[start DATA EXCERPTS]

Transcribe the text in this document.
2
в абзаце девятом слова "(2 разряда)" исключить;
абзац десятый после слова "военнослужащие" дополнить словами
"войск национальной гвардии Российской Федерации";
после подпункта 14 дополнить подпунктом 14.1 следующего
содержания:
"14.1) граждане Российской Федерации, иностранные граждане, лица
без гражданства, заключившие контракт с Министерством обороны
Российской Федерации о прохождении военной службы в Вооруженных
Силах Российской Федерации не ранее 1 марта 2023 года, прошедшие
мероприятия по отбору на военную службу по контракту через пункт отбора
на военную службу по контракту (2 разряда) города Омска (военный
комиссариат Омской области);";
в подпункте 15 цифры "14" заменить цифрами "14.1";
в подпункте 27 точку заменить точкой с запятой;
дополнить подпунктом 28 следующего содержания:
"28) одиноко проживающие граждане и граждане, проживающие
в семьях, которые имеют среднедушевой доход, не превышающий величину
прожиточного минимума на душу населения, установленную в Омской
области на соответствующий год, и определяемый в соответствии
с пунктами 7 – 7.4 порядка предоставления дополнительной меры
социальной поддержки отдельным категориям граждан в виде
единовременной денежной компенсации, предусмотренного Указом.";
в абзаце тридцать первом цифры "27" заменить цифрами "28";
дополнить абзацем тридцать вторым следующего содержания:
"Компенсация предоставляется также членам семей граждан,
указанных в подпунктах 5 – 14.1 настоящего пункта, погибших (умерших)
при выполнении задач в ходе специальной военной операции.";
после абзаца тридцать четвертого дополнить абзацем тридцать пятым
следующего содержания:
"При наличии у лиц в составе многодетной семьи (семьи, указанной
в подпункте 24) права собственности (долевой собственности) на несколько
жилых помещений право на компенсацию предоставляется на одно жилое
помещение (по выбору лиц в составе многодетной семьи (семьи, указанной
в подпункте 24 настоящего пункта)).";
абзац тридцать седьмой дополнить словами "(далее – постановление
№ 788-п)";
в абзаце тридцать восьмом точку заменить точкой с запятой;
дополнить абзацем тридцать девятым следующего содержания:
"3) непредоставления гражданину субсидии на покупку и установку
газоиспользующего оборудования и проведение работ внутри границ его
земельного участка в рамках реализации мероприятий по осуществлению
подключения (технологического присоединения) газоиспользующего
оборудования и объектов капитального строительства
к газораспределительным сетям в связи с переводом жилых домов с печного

[end DATA EXCERPTS]

→ **REQUIREMENT**
Copy out every line of the data that includes the word "многодетной".

→ **SOLUTION BELOW**
"При наличии у лиц в составе многодетной семьи (семьи, указанной
помещение (по выбору лиц в составе многодетной семьи (семьи, указанной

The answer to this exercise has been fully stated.